YOUR GOAL ▸
Word for word, restate every line of the listing that follows.
** Start of RECORDS SUPPLIED **
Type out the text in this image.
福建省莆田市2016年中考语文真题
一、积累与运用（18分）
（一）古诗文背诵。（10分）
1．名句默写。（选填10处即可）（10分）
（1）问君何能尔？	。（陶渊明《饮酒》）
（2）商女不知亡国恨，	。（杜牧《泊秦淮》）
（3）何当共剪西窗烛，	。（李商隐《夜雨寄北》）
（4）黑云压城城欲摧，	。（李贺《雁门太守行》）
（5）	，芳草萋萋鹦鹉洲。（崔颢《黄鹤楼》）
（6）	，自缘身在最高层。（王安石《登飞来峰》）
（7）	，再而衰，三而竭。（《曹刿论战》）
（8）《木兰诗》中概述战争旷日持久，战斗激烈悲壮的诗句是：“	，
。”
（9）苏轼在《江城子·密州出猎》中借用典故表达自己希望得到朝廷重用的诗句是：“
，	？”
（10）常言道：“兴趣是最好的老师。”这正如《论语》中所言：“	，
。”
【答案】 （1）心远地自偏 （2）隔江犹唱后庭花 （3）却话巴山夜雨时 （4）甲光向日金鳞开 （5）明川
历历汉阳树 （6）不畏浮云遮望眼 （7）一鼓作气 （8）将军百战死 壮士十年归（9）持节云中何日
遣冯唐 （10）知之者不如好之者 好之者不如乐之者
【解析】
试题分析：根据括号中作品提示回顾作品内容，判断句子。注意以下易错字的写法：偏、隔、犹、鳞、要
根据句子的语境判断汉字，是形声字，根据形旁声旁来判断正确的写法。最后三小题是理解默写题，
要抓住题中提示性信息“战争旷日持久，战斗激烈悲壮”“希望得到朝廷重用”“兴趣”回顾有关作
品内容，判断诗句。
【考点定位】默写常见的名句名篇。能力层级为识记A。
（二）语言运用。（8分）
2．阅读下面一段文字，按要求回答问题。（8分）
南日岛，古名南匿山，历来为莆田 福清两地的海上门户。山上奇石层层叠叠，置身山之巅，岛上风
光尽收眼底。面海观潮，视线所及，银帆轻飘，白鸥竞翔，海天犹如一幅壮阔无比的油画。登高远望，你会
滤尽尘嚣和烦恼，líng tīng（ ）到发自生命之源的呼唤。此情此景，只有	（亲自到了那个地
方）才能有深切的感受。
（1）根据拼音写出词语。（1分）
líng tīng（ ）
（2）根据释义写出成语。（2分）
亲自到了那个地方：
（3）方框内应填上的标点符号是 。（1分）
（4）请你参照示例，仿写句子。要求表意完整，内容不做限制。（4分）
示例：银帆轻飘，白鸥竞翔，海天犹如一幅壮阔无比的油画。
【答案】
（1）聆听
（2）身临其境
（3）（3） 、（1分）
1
** End of RECORDS SUPPLIED **
TASK RESPONSE ▸
Type out the text in this image.
福建省莆田市2016年中考语文真题
一、积累与运用（18分）
（一）古诗文背诵。（10分）
1．名句默写。（选填10处即可）（10分）
（1）问君何能尔？	。（陶渊明《饮酒》）
（2）商女不知亡国恨，	。（杜牧《泊秦淮》）
（3）何当共剪西窗烛，	。（李商隐《夜雨寄北》）
（4）黑云压城城欲摧，	。（李贺《雁门太守行》）
（5）	，芳草萋萋鹦鹉洲。（崔颢《黄鹤楼》）
（6）	，自缘身在最高层。（王安石《登飞来峰》）
（7）	，再而衰，三而竭。（《曹刿论战》）
（8）《木兰诗》中概述战争旷日持久，战斗激烈悲壮的诗句是：“	，
。”
（9）苏轼在《江城子·密州出猎》中借用典故表达自己希望得到朝廷重用的诗句是：“
，	？”
（10）常言道：“兴趣是最好的老师。”这正如《论语》中所言：“	，
。”
【答案】 （1）心远地自偏 （2）隔江犹唱后庭花 （3）却话巴山夜雨时 （4）甲光向日金鳞开 （5）明川
历历汉阳树 （6）不畏浮云遮望眼 （7）一鼓作气 （8）将军百战死 壮士十年归（9）持节云中何日
遣冯唐 （10）知之者不如好之者 好之者不如乐之者
【解析】
试题分析：根据括号中作品提示回顾作品内容，判断句子。注意以下易错字的写法：偏、隔、犹、鳞、要
根据句子的语境判断汉字，是形声字，根据形旁声旁来判断正确的写法。最后三小题是理解默写题，
要抓住题中提示性信息“战争旷日持久，战斗激烈悲壮”“希望得到朝廷重用”“兴趣”回顾有关作
品内容，判断诗句。
【考点定位】默写常见的名句名篇。能力层级为识记A。
（二）语言运用。（8分）
2．阅读下面一段文字，按要求回答问题。（8分）
南日岛，古名南匿山，历来为莆田 福清两地的海上门户。山上奇石层层叠叠，置身山之巅，岛上风
光尽收眼底。面海观潮，视线所及，银帆轻飘，白鸥竞翔，海天犹如一幅壮阔无比的油画。登高远望，你会
滤尽尘嚣和烦恼，líng tīng（ ）到发自生命之源的呼唤。此情此景，只有	（亲自到了那个地
方）才能有深切的感受。
（1）根据拼音写出词语。（1分）
líng tīng（ ）
（2）根据释义写出成语。（2分）
亲自到了那个地方：
（3）方框内应填上的标点符号是 。（1分）
（4）请你参照示例，仿写句子。要求表意完整，内容不做限制。（4分）
示例：银帆轻飘，白鸥竞翔，海天犹如一幅壮阔无比的油画。
【答案】
（1）聆听
（2）身临其境
（3）（3） 、（1分）
1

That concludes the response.